* [EXERCISE PROMPT]: Starting with the line that contains "Convert this chart to structured JSON data.", copy every line through the end of the data below, exactly and with nothing added.

* [DATA FOR THIS TASK]:
= = = =

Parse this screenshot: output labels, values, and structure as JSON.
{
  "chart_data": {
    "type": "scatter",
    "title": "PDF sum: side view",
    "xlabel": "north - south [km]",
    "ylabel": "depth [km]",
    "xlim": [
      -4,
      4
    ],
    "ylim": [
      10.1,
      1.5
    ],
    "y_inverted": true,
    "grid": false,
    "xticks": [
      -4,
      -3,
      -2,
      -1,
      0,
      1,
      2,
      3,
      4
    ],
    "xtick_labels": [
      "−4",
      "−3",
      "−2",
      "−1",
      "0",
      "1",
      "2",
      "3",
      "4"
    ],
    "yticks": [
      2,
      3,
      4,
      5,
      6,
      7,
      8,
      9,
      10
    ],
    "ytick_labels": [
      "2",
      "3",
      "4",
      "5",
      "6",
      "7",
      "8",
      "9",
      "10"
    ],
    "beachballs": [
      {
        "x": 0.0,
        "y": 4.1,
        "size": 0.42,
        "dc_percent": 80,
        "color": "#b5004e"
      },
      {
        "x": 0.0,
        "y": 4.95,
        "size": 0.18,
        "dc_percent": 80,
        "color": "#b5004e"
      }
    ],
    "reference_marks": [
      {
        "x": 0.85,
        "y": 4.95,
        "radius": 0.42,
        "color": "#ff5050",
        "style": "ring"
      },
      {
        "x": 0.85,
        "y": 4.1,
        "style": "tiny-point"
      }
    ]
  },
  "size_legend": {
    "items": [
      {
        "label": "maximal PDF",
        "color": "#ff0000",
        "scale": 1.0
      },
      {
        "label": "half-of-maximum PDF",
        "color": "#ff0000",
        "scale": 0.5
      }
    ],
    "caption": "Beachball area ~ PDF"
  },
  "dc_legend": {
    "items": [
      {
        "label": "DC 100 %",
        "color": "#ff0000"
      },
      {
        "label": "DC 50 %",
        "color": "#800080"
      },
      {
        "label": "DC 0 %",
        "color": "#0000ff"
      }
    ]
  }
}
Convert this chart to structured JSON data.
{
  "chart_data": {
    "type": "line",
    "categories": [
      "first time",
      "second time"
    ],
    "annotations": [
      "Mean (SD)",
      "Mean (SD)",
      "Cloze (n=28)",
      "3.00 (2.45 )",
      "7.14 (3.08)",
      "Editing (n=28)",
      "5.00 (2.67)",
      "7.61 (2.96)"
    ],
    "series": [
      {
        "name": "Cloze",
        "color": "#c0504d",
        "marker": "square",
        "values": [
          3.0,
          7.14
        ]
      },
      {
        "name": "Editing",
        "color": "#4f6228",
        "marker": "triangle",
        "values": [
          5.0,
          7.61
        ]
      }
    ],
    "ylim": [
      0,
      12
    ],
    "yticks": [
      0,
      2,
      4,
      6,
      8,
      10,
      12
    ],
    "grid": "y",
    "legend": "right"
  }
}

= = = =

* [EXERCISE OUTPUT]:
Convert this chart to structured JSON data.
{
  "chart_data": {
    "type": "line",
    "categories": [
      "first time",
      "second time"
    ],
    "annotations": [
      "Mean (SD)",
      "Mean (SD)",
      "Cloze (n=28)",
      "3.00 (2.45 )",
      "7.14 (3.08)",
      "Editing (n=28)",
      "5.00 (2.67)",
      "7.61 (2.96)"
    ],
    "series": [
      {
        "name": "Cloze",
        "color": "#c0504d",
        "marker": "square",
        "values": [
          3.0,
          7.14
        ]
      },
      {
        "name": "Editing",
        "color": "#4f6228",
        "marker": "triangle",
        "values": [
          5.0,
          7.61
        ]
      }
    ],
    "ylim": [
      0,
      12
    ],
    "yticks": [
      0,
      2,
      4,
      6,
      8,
      10,
      12
    ],
    "grid": "y",
    "legend": "right"
  }
}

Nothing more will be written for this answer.